THE TASK: State the count of lines below in which the word "Post" appears, and add nothing.

INPUT ROWS:
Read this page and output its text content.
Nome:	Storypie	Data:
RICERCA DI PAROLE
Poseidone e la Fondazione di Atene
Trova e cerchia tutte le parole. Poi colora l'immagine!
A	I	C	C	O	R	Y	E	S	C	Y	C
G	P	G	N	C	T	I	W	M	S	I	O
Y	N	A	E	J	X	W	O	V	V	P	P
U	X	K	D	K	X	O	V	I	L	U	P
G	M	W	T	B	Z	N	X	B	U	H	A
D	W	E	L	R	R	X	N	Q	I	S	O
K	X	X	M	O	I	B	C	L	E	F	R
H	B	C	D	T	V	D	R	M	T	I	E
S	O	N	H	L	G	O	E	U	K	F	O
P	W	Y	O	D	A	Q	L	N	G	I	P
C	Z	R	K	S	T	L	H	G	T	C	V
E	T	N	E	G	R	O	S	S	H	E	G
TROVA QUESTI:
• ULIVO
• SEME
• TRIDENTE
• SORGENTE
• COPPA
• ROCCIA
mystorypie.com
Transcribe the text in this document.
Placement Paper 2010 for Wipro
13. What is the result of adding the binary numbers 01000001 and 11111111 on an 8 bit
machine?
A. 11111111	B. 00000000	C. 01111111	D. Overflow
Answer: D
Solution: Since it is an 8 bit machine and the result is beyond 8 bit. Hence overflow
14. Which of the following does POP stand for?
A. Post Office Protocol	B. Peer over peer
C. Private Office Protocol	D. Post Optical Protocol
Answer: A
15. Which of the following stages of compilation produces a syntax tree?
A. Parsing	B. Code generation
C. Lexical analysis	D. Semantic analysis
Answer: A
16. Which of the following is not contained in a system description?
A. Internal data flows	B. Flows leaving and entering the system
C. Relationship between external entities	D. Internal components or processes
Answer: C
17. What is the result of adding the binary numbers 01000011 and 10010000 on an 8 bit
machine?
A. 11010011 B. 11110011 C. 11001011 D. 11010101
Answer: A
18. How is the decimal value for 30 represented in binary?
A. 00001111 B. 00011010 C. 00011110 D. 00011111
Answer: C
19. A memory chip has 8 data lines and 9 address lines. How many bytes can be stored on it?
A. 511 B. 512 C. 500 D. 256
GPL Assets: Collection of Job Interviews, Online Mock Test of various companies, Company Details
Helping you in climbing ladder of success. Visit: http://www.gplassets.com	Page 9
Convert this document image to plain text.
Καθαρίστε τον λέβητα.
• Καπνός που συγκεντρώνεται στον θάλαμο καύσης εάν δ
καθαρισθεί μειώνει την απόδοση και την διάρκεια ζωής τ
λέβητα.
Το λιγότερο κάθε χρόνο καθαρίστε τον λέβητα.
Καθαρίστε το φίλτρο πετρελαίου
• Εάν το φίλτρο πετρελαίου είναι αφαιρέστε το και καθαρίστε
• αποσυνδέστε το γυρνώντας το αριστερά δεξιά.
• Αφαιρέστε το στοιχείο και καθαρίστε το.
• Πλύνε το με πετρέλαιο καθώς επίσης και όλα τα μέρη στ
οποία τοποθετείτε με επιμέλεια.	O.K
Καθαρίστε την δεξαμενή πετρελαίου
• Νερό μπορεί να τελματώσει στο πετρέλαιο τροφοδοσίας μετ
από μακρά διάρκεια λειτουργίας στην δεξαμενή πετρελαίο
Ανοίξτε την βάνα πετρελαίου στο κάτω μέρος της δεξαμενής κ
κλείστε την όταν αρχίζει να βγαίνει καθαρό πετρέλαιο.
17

SOLUTION FOR THIS EXERCISE: 2